§ **Exercise requirements**
Select all lines holding the word "view" from the entries that follow.

§ **Rows**
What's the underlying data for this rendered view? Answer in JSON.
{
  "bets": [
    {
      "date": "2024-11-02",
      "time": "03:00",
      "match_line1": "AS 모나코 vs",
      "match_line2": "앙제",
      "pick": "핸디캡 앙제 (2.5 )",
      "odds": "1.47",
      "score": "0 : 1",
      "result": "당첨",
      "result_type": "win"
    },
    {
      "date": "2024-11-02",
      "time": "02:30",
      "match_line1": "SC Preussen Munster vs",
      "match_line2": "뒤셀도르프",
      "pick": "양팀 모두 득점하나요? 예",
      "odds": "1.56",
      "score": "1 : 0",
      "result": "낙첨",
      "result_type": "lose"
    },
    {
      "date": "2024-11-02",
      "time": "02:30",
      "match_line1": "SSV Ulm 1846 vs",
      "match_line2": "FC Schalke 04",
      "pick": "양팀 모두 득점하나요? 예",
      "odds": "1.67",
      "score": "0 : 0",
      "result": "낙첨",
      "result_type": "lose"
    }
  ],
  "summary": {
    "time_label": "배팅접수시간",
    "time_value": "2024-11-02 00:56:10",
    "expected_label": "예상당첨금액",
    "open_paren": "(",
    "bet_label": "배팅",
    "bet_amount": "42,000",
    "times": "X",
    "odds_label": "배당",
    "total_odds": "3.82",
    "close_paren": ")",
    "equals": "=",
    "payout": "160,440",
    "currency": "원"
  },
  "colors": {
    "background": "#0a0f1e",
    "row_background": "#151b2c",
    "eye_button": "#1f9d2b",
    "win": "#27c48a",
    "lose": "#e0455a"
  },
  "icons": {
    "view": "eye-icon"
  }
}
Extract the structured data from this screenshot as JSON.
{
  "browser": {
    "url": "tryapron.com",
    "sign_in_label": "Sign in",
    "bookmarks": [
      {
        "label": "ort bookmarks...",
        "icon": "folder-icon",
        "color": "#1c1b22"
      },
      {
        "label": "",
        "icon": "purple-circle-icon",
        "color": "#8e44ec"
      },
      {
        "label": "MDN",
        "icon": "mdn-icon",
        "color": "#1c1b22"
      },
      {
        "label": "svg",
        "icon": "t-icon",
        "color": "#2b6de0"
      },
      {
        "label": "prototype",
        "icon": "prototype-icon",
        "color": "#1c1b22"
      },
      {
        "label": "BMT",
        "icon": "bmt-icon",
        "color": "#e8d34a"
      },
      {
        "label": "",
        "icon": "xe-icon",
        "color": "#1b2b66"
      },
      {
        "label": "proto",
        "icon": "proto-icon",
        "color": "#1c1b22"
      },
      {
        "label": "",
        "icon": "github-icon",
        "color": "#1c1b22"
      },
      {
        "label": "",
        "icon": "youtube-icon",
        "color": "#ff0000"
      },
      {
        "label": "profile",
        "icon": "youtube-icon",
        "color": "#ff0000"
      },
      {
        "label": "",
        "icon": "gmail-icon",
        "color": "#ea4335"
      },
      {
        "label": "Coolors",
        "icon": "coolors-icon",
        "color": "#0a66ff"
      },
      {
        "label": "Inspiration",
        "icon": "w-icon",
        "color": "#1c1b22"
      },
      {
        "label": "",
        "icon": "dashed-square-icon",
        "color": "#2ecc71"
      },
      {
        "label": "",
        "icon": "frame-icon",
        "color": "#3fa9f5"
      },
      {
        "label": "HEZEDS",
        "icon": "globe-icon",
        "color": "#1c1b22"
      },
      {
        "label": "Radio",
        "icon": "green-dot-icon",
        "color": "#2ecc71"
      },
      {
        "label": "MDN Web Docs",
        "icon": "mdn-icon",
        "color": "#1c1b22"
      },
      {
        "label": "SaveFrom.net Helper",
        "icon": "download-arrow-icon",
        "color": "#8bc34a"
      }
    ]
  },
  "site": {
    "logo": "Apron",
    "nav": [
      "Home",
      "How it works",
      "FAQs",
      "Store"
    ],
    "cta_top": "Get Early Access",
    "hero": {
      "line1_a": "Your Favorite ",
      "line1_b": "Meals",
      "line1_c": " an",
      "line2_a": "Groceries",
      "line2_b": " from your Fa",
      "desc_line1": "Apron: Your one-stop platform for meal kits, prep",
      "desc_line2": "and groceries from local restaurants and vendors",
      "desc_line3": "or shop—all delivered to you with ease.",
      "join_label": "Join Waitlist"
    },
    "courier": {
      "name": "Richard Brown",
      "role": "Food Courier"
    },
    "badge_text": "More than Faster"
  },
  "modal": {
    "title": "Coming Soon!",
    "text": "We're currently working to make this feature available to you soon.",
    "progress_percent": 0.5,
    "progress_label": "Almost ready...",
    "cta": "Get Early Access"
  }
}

§ **Answer to the exercise**
What's the underlying data for this rendered view? Answer in JSON.
    "view": "eye-icon"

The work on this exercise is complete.